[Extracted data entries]
━━━━

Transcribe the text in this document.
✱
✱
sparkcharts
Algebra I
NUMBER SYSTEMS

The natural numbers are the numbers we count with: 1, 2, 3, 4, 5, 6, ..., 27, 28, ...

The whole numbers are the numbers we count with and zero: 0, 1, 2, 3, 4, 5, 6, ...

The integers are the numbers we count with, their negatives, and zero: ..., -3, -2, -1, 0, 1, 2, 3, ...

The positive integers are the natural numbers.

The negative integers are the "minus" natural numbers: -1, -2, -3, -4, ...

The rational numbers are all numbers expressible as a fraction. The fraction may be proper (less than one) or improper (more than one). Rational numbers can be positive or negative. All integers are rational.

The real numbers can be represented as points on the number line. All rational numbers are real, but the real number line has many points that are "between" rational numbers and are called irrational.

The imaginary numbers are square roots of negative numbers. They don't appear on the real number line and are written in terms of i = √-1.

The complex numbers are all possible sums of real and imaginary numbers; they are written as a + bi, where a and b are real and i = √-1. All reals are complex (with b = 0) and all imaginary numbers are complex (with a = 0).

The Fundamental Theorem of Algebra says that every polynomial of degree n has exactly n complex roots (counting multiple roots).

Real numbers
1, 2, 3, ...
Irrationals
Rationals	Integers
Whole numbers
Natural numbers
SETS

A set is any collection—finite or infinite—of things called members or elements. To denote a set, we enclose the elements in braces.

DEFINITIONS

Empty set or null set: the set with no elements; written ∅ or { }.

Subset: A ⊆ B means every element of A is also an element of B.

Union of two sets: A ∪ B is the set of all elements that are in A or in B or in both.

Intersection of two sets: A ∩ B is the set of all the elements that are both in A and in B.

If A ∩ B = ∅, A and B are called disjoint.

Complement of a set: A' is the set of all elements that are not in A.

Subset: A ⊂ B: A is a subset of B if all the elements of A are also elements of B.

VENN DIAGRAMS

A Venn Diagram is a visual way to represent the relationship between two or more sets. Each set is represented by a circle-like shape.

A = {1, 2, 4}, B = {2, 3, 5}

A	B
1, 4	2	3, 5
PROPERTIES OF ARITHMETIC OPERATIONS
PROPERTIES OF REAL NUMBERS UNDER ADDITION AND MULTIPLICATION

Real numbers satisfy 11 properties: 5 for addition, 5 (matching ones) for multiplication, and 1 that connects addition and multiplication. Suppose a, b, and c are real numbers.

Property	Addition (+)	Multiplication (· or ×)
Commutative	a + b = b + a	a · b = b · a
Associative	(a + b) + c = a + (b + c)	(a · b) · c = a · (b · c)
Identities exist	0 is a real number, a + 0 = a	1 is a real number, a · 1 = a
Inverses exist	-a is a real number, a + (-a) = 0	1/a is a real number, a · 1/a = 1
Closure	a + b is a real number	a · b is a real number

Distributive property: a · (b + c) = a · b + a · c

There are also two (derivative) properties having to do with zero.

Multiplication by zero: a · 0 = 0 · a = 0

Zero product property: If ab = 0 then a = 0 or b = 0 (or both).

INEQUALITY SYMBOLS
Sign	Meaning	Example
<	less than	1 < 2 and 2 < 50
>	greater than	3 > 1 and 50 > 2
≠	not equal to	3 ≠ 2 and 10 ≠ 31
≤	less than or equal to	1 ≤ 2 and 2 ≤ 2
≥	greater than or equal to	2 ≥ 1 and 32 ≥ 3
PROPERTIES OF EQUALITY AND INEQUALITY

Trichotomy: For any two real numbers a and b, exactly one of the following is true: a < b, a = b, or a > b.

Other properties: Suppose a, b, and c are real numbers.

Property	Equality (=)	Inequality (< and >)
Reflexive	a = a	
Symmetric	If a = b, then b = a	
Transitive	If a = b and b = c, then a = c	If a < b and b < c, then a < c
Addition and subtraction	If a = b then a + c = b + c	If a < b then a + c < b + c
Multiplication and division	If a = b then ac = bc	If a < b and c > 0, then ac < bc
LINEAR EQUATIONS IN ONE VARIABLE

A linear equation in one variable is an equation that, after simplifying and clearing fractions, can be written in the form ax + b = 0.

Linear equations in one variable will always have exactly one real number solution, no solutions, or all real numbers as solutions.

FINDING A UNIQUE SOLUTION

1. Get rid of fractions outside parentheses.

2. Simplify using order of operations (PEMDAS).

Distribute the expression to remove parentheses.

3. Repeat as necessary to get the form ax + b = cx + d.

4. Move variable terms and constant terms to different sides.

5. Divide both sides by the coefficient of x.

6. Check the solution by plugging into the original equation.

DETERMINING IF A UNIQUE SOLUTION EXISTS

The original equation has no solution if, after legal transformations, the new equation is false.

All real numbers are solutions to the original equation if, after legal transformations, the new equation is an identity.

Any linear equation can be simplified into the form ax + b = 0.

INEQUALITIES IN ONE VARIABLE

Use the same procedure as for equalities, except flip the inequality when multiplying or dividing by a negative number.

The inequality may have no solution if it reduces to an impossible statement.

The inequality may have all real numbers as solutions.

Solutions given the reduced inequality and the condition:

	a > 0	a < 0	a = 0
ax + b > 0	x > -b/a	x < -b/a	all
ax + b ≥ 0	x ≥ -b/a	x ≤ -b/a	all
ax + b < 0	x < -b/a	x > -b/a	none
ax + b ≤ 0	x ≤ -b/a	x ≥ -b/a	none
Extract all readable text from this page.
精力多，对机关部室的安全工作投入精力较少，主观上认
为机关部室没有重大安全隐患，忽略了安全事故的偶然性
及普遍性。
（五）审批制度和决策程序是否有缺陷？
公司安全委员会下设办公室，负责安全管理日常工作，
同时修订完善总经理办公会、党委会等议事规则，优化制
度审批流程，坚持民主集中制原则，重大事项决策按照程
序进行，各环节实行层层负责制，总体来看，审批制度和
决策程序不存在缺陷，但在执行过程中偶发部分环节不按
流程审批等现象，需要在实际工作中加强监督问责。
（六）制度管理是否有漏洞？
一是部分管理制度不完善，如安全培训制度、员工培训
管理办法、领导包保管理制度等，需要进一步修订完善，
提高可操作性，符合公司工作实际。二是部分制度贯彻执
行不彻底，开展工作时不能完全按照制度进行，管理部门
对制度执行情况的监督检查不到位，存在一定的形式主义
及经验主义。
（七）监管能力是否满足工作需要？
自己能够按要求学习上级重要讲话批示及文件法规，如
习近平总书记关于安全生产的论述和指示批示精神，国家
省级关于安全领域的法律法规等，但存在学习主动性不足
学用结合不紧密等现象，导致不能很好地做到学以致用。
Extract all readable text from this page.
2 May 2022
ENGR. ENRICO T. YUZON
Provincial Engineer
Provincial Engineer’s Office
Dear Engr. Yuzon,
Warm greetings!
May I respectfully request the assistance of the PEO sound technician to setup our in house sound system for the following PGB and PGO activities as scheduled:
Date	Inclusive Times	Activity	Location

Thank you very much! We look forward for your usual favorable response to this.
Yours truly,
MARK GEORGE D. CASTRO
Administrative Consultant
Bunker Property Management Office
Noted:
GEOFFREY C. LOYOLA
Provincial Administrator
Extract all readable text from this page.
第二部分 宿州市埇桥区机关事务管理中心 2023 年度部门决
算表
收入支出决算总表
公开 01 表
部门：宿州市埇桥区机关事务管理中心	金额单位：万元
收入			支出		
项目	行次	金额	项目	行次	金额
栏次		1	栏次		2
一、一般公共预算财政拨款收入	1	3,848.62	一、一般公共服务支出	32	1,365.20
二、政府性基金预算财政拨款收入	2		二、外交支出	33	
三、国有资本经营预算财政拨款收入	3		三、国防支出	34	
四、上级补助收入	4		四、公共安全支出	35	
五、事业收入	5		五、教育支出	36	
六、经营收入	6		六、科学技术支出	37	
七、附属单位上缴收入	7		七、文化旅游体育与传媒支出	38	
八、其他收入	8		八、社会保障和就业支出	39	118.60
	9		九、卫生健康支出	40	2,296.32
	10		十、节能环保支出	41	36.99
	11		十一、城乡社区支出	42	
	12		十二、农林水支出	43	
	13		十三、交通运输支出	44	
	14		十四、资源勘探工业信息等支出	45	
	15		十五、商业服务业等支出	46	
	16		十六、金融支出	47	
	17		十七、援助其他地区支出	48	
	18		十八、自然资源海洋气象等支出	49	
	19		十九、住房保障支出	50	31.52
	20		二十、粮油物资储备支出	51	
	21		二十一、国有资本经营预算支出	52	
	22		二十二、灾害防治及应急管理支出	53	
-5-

━━━━

WRITTEN TASK ▸ Gather up, from the records above, each line where the word "have" appears.

RESULT OF THIS EXERCISE ▸
Linear equations in one variable will always have exactly one real number solution, no solutions, or all real numbers as solutions.
The inequality may have no solution if it reduces to an impossible statement.
The inequality may have all real numbers as solutions.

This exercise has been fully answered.